AIM » Restate every line of the material, word for word.

RECORD EXTRACTS »
--*--

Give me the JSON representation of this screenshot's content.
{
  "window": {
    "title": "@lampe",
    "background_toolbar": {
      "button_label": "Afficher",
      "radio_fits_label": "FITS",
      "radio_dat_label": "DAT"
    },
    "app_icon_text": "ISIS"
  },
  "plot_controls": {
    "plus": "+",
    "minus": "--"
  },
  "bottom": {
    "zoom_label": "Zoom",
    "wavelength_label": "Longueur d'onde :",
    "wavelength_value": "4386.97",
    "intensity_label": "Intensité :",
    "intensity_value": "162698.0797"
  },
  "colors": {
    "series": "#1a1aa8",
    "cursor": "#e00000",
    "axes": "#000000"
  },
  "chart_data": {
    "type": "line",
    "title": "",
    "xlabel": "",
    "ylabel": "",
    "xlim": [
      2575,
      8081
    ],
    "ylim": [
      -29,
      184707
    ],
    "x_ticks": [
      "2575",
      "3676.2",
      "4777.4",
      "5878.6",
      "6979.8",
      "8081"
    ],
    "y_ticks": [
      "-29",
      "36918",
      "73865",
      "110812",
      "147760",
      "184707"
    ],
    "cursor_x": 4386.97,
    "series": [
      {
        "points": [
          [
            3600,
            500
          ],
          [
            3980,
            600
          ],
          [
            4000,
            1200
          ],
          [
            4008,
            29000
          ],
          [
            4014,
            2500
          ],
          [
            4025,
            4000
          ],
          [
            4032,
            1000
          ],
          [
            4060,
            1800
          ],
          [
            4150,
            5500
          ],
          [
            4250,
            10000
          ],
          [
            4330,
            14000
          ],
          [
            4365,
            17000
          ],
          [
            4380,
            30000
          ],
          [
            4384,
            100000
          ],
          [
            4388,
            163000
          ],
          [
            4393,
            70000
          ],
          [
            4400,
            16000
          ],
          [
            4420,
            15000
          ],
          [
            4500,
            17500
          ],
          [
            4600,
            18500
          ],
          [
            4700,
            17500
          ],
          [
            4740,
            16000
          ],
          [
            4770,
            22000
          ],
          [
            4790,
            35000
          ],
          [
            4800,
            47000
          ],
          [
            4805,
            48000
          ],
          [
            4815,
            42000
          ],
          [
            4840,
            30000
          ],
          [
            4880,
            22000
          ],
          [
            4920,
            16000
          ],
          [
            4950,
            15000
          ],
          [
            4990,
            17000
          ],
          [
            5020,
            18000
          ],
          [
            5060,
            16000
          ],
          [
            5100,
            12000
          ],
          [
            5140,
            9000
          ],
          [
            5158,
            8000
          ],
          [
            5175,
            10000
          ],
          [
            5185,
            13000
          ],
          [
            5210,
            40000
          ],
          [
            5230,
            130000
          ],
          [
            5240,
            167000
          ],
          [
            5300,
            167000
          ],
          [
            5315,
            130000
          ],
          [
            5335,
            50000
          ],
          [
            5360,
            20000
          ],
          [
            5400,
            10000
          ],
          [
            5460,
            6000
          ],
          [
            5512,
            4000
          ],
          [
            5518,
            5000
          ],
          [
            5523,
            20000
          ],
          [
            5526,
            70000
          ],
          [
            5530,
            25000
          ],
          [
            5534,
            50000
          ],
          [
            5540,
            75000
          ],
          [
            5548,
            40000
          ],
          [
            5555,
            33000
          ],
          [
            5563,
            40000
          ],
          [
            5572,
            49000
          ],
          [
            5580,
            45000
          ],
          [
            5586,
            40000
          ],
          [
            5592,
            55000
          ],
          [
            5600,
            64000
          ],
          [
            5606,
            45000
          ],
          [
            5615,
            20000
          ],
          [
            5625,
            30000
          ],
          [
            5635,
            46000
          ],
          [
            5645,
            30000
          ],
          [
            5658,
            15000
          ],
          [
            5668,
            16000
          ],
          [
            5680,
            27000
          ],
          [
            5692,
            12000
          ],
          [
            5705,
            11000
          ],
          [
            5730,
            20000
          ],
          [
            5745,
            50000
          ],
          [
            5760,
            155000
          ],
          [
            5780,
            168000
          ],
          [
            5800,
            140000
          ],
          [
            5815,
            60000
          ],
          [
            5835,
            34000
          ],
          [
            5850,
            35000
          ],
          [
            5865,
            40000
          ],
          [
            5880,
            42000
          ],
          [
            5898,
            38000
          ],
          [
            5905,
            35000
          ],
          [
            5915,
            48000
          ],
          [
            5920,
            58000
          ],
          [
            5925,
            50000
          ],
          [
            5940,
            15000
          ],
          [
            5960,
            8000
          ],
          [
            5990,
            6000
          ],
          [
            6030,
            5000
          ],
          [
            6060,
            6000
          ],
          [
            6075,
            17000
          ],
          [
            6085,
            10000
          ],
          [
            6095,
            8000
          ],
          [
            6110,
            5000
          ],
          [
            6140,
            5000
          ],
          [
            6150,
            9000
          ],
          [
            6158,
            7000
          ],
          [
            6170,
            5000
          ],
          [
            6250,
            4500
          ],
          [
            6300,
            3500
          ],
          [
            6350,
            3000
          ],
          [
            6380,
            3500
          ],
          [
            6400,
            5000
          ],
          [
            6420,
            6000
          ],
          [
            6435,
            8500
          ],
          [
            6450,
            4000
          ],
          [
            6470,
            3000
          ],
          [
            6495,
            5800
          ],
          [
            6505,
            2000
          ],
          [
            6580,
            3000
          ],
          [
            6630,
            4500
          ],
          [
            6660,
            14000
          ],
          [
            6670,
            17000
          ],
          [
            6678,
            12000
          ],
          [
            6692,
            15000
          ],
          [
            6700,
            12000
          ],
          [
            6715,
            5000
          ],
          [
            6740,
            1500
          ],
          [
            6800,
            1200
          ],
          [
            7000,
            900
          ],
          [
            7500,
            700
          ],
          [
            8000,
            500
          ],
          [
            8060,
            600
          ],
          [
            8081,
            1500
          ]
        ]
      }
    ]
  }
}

--*--

RIGHT ANSWER »
Give me the JSON representation of this screenshot's content.
{
  "window": {
    "title": "@lampe",
    "background_toolbar": {
      "button_label": "Afficher",
      "radio_fits_label": "FITS",
      "radio_dat_label": "DAT"
    },
    "app_icon_text": "ISIS"
  },
  "plot_controls": {
    "plus": "+",
    "minus": "--"
  },
  "bottom": {
    "zoom_label": "Zoom",
    "wavelength_label": "Longueur d'onde :",
    "wavelength_value": "4386.97",
    "intensity_label": "Intensité :",
    "intensity_value": "162698.0797"
  },
  "colors": {
    "series": "#1a1aa8",
    "cursor": "#e00000",
    "axes": "#000000"
  },
  "chart_data": {
    "type": "line",
    "title": "",
    "xlabel": "",
    "ylabel": "",
    "xlim": [
      2575,
      8081
    ],
    "ylim": [
      -29,
      184707
    ],
    "x_ticks": [
      "2575",
      "3676.2",
      "4777.4",
      "5878.6",
      "6979.8",
      "8081"
    ],
    "y_ticks": [
      "-29",
      "36918",
      "73865",
      "110812",
      "147760",
      "184707"
    ],
    "cursor_x": 4386.97,
    "series": [
      {
        "points": [
          [
            3600,
            500
          ],
          [
            3980,
            600
          ],
          [
            4000,
            1200
          ],
          [
            4008,
            29000
          ],
          [
            4014,
            2500
          ],
          [
            4025,
            4000
          ],
          [
            4032,
            1000
          ],
          [
            4060,
            1800
          ],
          [
            4150,
            5500
          ],
          [
            4250,
            10000
          ],
          [
            4330,
            14000
          ],
          [
            4365,
            17000
          ],
          [
            4380,
            30000
          ],
          [
            4384,
            100000
          ],
          [
            4388,
            163000
          ],
          [
            4393,
            70000
          ],
          [
            4400,
            16000
          ],
          [
            4420,
            15000
          ],
          [
            4500,
            17500
          ],
          [
            4600,
            18500
          ],
          [
            4700,
            17500
          ],
          [
            4740,
            16000
          ],
          [
            4770,
            22000
          ],
          [
            4790,
            35000
          ],
          [
            4800,
            47000
          ],
          [
            4805,
            48000
          ],
          [
            4815,
            42000
          ],
          [
            4840,
            30000
          ],
          [
            4880,
            22000
          ],
          [
            4920,
            16000
          ],
          [
            4950,
            15000
          ],
          [
            4990,
            17000
          ],
          [
            5020,
            18000
          ],
          [
            5060,
            16000
          ],
          [
            5100,
            12000
          ],
          [
            5140,
            9000
          ],
          [
            5158,
            8000
          ],
          [
            5175,
            10000
          ],
          [
            5185,
            13000
          ],
          [
            5210,
            40000
          ],
          [
            5230,
            130000
          ],
          [
            5240,
            167000
          ],
          [
            5300,
            167000
          ],
          [
            5315,
            130000
          ],
          [
            5335,
            50000
          ],
          [
            5360,
            20000
          ],
          [
            5400,
            10000
          ],
          [
            5460,
            6000
          ],
          [
            5512,
            4000
          ],
          [
            5518,
            5000
          ],
          [
            5523,
            20000
          ],
          [
            5526,
            70000
          ],
          [
            5530,
            25000
          ],
          [
            5534,
            50000
          ],
          [
            5540,
            75000
          ],
          [
            5548,
            40000
          ],
          [
            5555,
            33000
          ],
          [
            5563,
            40000
          ],
          [
            5572,
            49000
          ],
          [
            5580,
            45000
          ],
          [
            5586,
            40000
          ],
          [
            5592,
            55000
          ],
          [
            5600,
            64000
          ],
          [
            5606,
            45000
          ],
          [
            5615,
            20000
          ],
          [
            5625,
            30000
          ],
          [
            5635,
            46000
          ],
          [
            5645,
            30000
          ],
          [
            5658,
            15000
          ],
          [
            5668,
            16000
          ],
          [
            5680,
            27000
          ],
          [
            5692,
            12000
          ],
          [
            5705,
            11000
          ],
          [
            5730,
            20000
          ],
          [
            5745,
            50000
          ],
          [
            5760,
            155000
          ],
          [
            5780,
            168000
          ],
          [
            5800,
            140000
          ],
          [
            5815,
            60000
          ],
          [
            5835,
            34000
          ],
          [
            5850,
            35000
          ],
          [
            5865,
            40000
          ],
          [
            5880,
            42000
          ],
          [
            5898,
            38000
          ],
          [
            5905,
            35000
          ],
          [
            5915,
            48000
          ],
          [
            5920,
            58000
          ],
          [
            5925,
            50000
          ],
          [
            5940,
            15000
          ],
          [
            5960,
            8000
          ],
          [
            5990,
            6000
          ],
          [
            6030,
            5000
          ],
          [
            6060,
            6000
          ],
          [
            6075,
            17000
          ],
          [
            6085,
            10000
          ],
          [
            6095,
            8000
          ],
          [
            6110,
            5000
          ],
          [
            6140,
            5000
          ],
          [
            6150,
            9000
          ],
          [
            6158,
            7000
          ],
          [
            6170,
            5000
          ],
          [
            6250,
            4500
          ],
          [
            6300,
            3500
          ],
          [
            6350,
            3000
          ],
          [
            6380,
            3500
          ],
          [
            6400,
            5000
          ],
          [
            6420,
            6000
          ],
          [
            6435,
            8500
          ],
          [
            6450,
            4000
          ],
          [
            6470,
            3000
          ],
          [
            6495,
            5800
          ],
          [
            6505,
            2000
          ],
          [
            6580,
            3000
          ],
          [
            6630,
            4500
          ],
          [
            6660,
            14000
          ],
          [
            6670,
            17000
          ],
          [
            6678,
            12000
          ],
          [
            6692,
            15000
          ],
          [
            6700,
            12000
          ],
          [
            6715,
            5000
          ],
          [
            6740,
            1500
          ],
          [
            6800,
            1200
          ],
          [
            7000,
            900
          ],
          [
            7500,
            700
          ],
          [
            8000,
            500
          ],
          [
            8060,
            600
          ],
          [
            8081,
            1500
          ]
        ]
      }
    ]
  }
}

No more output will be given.